- _INSTRUCTIONS FOR THE TASK_
Copy out every line that contains the word "from".

- _TASK MATERIAL_
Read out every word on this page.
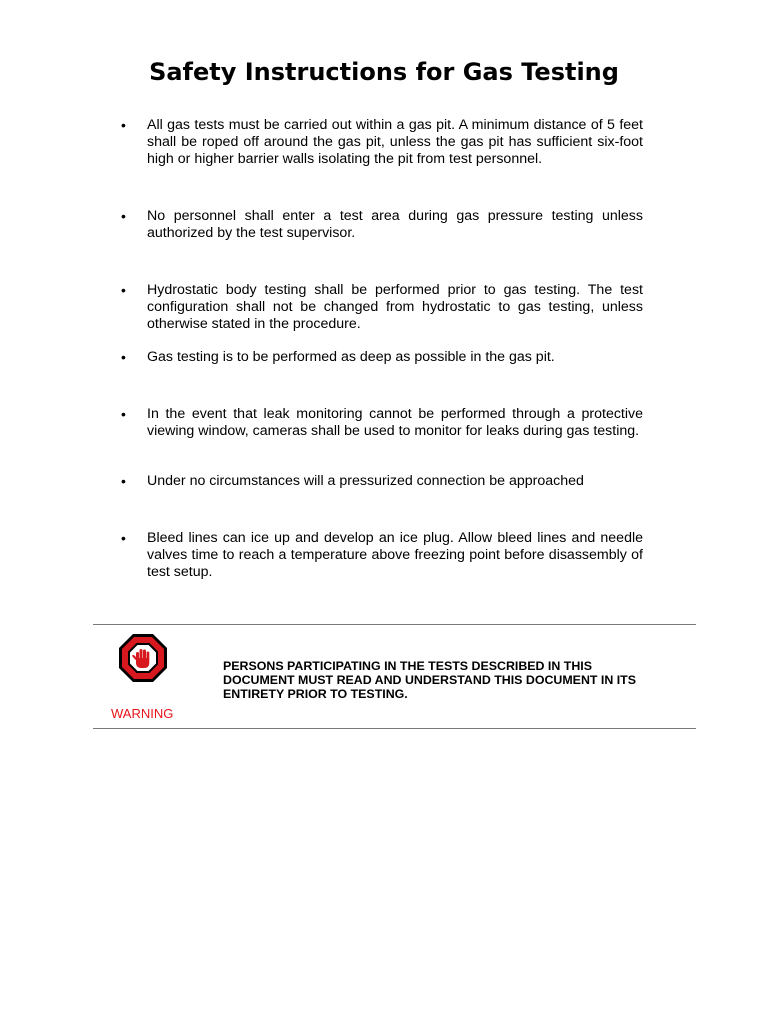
Safety Instructions for Gas Testing
• All gas tests must be carried out within a gas pit. A minimum distance of 5 feet shall be roped off around the gas pit, unless the gas pit has sufficient six-foot high or higher barrier walls isolating the pit from test personnel.

• No personnel shall enter a test area during gas pressure testing unless authorized by the test supervisor.

• Hydrostatic body testing shall be performed prior to gas testing. The test configuration shall not be changed from hydrostatic to gas testing, unless otherwise stated in the procedure.

• Gas testing is to be performed as deep as possible in the gas pit.

• In the event that leak monitoring cannot be performed through a protective viewing window, cameras shall be used to monitor for leaks during gas testing.

• Under no circumstances will a pressurized connection be approached

• Bleed lines can ice up and develop an ice plug. Allow bleed lines and needle valves time to reach a temperature above freezing point before disassembly of test setup.

WARNING

PERSONS PARTICIPATING IN THE TESTS DESCRIBED IN THIS DOCUMENT MUST READ AND UNDERSTAND THIS DOCUMENT IN ITS ENTIRETY PRIOR TO TESTING.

- _TASK ANSWER_
• All gas tests must be carried out within a gas pit. A minimum distance of 5 feet shall be roped off around the gas pit, unless the gas pit has sufficient six-foot high or higher barrier walls isolating the pit from test personnel.
• Hydrostatic body testing shall be performed prior to gas testing. The test configuration shall not be changed from hydrostatic to gas testing, unless otherwise stated in the procedure.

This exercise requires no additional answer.